*Dataset records:*
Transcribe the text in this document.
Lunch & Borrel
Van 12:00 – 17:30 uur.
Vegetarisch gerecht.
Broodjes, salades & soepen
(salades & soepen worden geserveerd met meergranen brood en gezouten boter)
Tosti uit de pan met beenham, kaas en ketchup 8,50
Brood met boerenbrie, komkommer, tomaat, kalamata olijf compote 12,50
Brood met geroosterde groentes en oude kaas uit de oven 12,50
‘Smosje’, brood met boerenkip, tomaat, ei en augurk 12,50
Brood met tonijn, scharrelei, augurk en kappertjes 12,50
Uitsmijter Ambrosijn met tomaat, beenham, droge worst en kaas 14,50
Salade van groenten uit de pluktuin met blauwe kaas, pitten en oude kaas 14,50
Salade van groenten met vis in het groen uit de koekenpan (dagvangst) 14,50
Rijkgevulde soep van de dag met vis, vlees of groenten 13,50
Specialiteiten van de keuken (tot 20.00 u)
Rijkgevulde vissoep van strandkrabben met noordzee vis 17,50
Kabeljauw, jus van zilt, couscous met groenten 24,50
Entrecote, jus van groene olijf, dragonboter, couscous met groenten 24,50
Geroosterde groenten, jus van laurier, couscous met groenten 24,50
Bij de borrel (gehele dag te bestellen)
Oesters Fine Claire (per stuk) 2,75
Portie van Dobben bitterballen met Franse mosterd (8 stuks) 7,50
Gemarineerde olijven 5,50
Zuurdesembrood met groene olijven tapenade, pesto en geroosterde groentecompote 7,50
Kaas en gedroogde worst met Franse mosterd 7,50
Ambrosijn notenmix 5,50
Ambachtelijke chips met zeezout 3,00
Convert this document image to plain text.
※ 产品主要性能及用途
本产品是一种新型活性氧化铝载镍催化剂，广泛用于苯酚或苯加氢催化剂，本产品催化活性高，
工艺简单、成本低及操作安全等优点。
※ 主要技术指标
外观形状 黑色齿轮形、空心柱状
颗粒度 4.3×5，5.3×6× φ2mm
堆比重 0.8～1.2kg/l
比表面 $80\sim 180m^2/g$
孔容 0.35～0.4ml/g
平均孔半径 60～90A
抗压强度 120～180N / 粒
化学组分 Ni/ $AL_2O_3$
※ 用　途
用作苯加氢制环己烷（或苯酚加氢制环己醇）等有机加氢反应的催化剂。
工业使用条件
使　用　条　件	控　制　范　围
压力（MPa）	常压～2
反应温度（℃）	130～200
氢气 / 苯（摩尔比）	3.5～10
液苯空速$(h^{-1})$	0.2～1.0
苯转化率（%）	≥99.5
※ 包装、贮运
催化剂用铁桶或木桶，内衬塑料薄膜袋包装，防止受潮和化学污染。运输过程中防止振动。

*Required work:* In the lines above, locate the string "groenten". Copy every line where it occurs.

*Solution to this problem:*
Salade van groenten uit de pluktuin met blauwe kaas, pitten en oude kaas 14,50
Salade van groenten met vis in het groen uit de koekenpan (dagvangst) 14,50
Rijkgevulde soep van de dag met vis, vlees of groenten 13,50
Kabeljauw, jus van zilt, couscous met groenten 24,50
Entrecote, jus van groene olijf, dragonboter, couscous met groenten 24,50
Geroosterde groenten, jus van laurier, couscous met groenten 24,50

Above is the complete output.